* _What you will do_
Continue the article on Jewish baby names inspired by spring, picking up after the entry for Adam.

* _Text under study_
——

Well, we’ve made it: It’s March! With the days getting longer and the balmy temperatures (above 45 degrees here in Portland, Maine, at least!!) it’s hard not to feel like spring is soon approaching. While March also signifies the one-year anniversary of the start of the Covid-19 pandemic — and our losses have reached staggering heights — it’s poignant to watch the trees and plants come alive again amidst our grief.

Jewish life cycle rituals are a way to remind us of our resilience. While welcoming a new baby amidst a pandemic is extremely challenging, it also reminds us of how life goes on, how resilient we are, and how there is so much joy yet to come this year, in light of what we’ve lost and those we have mourned. There are many Jewish names that honor the rebirth of nature and the hope and resilience of spring. Check out our 21 favorite Jewish baby names inspired by spring below:


1. Adam   Adam is the Hebrew word for “human.” A Hebrew word of the same root, adama, means “earth.” Since Adam, the first man in the bible, was made from the earth, this name is linked to both nature and new beginnings —  perfect to welcome a spring baby.

——

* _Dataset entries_
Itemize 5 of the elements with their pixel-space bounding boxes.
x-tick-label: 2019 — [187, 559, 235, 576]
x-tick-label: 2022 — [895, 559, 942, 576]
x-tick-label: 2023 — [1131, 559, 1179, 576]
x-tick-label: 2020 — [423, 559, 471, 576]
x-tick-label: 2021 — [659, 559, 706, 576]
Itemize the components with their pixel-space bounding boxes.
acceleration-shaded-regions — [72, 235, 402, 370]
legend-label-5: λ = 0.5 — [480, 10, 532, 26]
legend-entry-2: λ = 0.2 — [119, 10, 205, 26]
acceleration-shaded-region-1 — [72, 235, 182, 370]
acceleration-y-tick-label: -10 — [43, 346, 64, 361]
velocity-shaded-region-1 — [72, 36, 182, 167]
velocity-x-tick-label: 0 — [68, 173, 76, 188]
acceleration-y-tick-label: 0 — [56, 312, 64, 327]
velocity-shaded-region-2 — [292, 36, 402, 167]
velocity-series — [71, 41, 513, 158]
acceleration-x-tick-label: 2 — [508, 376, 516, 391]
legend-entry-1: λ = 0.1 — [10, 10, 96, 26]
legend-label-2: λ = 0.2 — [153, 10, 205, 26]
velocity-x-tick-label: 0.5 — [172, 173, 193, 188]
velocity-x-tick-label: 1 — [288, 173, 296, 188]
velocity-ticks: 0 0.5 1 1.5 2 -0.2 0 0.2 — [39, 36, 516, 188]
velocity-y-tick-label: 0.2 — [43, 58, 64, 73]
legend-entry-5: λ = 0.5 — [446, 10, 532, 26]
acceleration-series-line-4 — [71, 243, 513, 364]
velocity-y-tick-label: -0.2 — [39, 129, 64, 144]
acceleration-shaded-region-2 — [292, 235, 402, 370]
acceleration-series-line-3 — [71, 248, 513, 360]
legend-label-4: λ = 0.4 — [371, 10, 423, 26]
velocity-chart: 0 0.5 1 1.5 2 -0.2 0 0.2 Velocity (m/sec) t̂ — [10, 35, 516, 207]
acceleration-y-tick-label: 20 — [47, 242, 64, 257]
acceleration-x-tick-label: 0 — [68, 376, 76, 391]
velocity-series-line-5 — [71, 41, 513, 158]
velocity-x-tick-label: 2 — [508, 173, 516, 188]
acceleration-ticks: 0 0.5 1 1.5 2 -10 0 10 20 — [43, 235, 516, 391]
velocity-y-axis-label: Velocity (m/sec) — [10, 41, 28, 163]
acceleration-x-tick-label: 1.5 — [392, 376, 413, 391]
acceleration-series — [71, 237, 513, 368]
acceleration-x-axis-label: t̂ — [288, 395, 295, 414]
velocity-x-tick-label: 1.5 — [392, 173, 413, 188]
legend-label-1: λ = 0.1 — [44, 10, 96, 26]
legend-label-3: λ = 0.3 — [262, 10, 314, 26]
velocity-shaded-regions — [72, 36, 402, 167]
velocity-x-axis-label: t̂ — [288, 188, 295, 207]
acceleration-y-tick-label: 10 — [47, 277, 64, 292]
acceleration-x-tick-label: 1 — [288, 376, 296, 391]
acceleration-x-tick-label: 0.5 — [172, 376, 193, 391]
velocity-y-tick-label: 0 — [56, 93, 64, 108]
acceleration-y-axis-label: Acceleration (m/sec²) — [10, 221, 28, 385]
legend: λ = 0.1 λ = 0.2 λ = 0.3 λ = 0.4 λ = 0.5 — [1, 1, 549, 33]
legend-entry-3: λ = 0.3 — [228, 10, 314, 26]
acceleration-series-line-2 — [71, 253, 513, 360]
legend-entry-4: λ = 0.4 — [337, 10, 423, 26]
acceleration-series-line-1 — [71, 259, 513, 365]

——

* _Result below_
2. Amir Amir means “treetop” in Hebrew, reminding us of how soon the leaves will begin to fill the trees again.

3. Herschel This Yiddish name means “little deer,” one of the lovely critters that one can run into on a spring stroll throughout most of the U.S.

4. Ilan Ilan means “tree” in Hebrew. It is also a common name for boys born around Tu Bishvat, the Jewish birthday of the trees.

5. Noah Meaning “comfort” in Hebrew, Noah also honors the biblical figure who saved his family and members of each species by building an ark in the flood. As snow melts in many parts of the country, filling the streets with water and mud, we recall our strength in building metaphorical boats to weather the storm of the pandemic.

6. Velvel Velvel means “wolf” in Yiddish. Wolves travel in packs, reminding us of the importance of our own “packs” — whether that was our families, our neighbors, or our pandemic pod — over these past 12 months.


7. AvivThis Hebrew name means “spring,” aptly welcoming the new season.

8. Doron Doron is a Hebrew name that means “gift.” While less particular to spring, welcoming a healthy new baby after a pandemic pregnancy is nothing short of a gift.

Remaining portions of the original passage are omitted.